EXTRACTED DATA:
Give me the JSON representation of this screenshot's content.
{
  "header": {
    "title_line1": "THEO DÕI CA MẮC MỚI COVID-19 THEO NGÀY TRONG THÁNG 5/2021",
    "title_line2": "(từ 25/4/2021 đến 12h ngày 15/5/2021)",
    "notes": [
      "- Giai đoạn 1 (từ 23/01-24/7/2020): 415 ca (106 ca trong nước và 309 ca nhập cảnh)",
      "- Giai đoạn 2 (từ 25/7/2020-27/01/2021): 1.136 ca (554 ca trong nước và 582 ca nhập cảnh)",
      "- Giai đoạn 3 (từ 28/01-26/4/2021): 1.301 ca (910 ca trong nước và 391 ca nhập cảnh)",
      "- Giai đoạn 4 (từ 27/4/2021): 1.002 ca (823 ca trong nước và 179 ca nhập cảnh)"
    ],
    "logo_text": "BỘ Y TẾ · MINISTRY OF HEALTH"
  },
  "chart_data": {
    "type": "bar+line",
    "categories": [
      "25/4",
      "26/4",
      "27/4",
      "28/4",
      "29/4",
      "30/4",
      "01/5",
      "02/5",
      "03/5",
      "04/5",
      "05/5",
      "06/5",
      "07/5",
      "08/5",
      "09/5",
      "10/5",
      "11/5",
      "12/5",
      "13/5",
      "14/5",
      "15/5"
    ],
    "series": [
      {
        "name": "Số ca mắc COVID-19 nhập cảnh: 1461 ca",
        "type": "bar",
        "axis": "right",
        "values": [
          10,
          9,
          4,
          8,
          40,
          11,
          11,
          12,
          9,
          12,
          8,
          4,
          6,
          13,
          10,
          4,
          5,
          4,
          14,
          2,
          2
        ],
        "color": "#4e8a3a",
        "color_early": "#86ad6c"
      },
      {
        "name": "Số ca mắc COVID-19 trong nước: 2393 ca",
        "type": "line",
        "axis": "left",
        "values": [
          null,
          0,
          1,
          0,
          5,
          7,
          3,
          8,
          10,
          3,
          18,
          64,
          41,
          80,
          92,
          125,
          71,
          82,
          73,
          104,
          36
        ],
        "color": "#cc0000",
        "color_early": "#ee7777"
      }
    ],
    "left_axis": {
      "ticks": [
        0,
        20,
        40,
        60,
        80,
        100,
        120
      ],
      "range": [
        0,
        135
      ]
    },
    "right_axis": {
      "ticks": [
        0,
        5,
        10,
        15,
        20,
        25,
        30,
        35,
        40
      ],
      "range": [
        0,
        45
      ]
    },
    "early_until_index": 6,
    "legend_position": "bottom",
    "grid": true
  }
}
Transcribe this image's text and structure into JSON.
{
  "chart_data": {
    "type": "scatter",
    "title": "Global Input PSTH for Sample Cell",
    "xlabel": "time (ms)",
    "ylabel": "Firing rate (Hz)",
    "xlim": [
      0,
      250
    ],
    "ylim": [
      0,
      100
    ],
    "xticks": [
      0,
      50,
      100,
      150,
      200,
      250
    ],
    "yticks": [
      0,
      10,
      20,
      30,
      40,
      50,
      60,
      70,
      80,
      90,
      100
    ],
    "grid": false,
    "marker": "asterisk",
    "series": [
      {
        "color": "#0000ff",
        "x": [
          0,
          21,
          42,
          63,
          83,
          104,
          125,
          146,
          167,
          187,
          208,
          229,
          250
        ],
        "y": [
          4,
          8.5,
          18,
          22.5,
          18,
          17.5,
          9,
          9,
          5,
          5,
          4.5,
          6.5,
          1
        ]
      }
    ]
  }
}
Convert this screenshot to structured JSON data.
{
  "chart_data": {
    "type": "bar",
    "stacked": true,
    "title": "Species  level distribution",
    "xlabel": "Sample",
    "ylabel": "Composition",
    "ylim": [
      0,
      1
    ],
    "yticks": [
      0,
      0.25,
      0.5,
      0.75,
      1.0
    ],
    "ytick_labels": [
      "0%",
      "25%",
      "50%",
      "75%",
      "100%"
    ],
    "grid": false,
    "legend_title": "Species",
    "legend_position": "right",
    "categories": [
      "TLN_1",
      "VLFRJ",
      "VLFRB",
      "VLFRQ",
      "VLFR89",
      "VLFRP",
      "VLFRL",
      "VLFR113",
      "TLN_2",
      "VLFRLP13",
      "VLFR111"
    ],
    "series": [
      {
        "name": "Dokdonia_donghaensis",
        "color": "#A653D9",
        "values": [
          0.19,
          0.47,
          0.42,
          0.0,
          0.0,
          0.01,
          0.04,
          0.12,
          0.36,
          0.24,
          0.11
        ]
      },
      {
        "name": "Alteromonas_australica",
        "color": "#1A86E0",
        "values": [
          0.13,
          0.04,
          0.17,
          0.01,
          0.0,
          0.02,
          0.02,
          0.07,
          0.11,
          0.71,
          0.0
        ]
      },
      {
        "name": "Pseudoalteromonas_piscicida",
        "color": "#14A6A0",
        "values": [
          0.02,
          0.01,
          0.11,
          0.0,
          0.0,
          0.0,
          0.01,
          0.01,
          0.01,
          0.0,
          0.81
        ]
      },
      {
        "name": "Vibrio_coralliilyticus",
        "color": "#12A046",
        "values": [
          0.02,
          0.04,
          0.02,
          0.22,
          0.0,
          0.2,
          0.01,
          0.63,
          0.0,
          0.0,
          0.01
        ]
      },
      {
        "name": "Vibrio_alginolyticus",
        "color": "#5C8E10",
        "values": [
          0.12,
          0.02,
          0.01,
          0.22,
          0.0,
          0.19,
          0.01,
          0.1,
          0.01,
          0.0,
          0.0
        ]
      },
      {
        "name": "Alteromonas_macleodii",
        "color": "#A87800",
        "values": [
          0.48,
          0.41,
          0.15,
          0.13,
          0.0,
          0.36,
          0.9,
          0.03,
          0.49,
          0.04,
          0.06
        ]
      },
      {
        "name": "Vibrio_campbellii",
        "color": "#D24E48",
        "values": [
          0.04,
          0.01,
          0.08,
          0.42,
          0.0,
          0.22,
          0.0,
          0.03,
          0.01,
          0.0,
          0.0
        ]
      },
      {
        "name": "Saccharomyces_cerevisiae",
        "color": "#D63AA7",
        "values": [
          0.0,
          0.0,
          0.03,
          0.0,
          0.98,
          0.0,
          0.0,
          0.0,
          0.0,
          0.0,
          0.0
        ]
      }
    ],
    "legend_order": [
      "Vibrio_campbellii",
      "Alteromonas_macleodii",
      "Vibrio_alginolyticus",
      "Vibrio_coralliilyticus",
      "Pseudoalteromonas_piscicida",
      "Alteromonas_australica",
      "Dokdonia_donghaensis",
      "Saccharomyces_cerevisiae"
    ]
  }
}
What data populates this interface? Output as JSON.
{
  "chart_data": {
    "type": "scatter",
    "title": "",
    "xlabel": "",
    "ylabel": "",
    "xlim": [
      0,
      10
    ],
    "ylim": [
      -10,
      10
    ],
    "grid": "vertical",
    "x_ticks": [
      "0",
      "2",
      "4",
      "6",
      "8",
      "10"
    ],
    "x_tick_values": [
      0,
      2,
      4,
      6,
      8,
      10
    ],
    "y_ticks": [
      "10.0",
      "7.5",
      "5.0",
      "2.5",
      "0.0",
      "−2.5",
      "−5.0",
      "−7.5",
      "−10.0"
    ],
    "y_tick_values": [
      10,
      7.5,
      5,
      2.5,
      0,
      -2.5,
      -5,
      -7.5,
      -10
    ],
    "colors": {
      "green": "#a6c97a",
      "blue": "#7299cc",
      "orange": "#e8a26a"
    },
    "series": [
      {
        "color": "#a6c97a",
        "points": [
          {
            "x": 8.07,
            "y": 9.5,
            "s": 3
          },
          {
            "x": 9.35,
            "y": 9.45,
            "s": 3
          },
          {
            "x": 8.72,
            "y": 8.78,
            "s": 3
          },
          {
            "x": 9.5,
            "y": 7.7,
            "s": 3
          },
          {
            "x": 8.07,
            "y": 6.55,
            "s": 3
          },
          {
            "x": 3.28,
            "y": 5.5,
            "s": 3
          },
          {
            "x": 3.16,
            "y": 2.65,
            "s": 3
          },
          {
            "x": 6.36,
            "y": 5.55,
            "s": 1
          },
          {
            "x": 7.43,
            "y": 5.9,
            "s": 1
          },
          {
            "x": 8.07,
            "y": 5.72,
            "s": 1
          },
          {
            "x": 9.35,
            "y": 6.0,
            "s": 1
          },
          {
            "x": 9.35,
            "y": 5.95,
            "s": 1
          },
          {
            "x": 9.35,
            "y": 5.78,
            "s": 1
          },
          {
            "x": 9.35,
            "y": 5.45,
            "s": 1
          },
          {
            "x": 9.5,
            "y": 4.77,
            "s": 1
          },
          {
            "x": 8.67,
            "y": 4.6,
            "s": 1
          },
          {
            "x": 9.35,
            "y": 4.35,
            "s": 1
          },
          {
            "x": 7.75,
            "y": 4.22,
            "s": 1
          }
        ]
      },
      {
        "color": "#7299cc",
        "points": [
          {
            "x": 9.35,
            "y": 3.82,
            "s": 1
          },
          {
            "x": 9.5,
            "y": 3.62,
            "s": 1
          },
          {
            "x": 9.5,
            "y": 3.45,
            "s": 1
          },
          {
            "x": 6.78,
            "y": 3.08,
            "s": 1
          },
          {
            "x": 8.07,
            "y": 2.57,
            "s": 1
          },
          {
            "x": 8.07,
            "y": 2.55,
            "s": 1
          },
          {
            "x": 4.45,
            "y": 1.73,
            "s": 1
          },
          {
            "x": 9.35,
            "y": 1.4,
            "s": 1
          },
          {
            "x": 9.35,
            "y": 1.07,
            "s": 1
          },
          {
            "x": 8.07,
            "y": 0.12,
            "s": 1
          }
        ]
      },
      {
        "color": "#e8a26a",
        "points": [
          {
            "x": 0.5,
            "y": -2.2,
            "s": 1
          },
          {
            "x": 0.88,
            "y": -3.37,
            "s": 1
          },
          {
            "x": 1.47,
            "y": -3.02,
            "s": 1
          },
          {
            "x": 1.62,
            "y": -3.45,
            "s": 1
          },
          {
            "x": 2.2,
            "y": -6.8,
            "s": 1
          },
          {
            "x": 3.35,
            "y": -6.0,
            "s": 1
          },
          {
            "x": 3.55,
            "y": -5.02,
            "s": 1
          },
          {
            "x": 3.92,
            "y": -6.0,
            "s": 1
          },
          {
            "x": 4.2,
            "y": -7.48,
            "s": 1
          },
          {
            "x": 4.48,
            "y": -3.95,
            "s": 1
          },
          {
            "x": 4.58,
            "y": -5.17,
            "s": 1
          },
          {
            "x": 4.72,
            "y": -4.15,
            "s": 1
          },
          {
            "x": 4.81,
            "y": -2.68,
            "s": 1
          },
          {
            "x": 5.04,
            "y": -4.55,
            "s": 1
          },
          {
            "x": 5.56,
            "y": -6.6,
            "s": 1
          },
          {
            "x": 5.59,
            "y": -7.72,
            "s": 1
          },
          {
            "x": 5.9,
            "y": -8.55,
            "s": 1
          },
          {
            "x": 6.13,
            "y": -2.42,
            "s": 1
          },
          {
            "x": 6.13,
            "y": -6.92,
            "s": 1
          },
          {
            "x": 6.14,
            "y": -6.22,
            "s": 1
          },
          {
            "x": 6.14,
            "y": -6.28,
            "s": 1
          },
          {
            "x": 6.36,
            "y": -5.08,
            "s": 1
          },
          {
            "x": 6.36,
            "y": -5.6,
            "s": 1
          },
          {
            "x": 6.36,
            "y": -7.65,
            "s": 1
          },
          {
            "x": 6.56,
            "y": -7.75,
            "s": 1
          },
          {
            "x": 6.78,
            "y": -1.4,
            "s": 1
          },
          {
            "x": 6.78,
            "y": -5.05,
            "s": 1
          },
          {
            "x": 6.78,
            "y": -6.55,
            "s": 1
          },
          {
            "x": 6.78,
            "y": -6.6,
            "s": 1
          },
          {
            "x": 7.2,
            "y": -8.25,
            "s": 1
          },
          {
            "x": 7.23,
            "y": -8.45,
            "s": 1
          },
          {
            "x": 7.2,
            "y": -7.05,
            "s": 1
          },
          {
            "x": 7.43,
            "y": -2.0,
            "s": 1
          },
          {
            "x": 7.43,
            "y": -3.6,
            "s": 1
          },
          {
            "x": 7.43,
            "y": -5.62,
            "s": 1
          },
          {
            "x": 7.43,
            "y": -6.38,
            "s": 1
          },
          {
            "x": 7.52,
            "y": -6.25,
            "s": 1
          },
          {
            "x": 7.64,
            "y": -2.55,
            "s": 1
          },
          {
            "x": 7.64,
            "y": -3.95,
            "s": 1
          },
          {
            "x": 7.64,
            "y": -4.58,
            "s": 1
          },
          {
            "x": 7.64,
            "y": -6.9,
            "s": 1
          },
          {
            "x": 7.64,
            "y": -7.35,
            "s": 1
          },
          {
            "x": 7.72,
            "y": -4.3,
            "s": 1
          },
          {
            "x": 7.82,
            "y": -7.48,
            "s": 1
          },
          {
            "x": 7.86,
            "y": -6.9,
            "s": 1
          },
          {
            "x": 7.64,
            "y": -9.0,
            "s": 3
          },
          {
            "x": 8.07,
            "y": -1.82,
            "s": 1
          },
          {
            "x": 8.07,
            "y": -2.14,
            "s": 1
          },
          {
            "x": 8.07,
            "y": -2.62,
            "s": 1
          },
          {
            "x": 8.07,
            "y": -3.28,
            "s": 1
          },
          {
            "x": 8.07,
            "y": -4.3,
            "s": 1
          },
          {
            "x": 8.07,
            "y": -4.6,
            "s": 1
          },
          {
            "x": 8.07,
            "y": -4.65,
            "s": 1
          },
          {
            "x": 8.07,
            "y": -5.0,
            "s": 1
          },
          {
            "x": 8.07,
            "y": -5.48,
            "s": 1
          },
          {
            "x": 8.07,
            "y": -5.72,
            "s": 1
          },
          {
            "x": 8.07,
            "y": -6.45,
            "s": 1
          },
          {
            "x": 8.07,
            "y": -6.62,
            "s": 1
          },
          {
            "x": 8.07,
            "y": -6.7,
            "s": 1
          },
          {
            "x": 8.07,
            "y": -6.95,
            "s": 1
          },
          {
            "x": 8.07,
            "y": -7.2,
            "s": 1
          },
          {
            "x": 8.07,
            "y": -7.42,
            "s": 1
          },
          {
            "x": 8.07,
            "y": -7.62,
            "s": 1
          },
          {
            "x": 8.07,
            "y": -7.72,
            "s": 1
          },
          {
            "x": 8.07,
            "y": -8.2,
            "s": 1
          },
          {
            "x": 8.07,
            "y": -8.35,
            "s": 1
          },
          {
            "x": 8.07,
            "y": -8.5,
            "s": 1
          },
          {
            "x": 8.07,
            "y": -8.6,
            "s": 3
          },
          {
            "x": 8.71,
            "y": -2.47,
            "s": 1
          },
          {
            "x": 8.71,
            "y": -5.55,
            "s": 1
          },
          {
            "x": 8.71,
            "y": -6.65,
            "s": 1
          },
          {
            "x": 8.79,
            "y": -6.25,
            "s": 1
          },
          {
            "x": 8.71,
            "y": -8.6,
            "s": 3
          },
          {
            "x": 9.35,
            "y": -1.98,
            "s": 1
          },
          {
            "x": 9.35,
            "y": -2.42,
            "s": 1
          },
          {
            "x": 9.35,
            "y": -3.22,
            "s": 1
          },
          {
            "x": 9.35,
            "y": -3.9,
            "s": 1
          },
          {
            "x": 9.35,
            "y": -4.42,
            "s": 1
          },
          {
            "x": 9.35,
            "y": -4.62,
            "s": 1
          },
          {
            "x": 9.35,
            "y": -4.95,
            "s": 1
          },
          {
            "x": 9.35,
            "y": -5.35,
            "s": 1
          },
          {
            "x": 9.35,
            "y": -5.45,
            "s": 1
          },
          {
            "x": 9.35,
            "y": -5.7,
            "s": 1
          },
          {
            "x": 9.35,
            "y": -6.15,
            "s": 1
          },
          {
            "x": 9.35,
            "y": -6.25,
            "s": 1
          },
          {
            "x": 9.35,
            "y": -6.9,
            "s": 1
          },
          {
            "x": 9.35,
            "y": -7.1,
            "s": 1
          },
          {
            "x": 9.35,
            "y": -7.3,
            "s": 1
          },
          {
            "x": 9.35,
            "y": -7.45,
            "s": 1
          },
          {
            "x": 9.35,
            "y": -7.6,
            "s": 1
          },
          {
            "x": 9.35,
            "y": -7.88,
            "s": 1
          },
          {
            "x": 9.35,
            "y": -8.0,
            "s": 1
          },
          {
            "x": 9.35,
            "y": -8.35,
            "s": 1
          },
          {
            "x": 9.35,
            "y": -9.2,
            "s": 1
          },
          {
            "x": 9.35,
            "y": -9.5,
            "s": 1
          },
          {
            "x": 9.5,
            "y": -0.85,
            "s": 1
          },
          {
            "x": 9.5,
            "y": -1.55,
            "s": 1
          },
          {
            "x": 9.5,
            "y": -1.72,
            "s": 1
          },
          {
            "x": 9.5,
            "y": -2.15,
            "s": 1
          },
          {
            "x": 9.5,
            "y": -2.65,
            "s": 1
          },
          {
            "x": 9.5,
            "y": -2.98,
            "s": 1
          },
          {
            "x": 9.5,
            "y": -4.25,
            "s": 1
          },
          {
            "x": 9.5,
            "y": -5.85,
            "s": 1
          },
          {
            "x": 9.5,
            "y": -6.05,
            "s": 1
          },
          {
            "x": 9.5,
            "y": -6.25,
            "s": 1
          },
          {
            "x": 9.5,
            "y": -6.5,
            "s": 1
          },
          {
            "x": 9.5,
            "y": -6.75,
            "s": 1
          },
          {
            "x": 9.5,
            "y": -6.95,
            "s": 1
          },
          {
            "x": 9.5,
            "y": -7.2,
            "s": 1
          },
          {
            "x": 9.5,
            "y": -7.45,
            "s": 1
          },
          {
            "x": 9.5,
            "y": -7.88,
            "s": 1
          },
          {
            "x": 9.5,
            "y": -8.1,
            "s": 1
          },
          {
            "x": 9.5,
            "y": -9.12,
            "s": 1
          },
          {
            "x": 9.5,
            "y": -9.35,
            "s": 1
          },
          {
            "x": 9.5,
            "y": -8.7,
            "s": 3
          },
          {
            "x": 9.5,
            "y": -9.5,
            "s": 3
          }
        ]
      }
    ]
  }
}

SHORT TASK: Tally up the lines holding the string "name" in this listing, and report the total alone.

RESPONSE TO THIS TASK: 10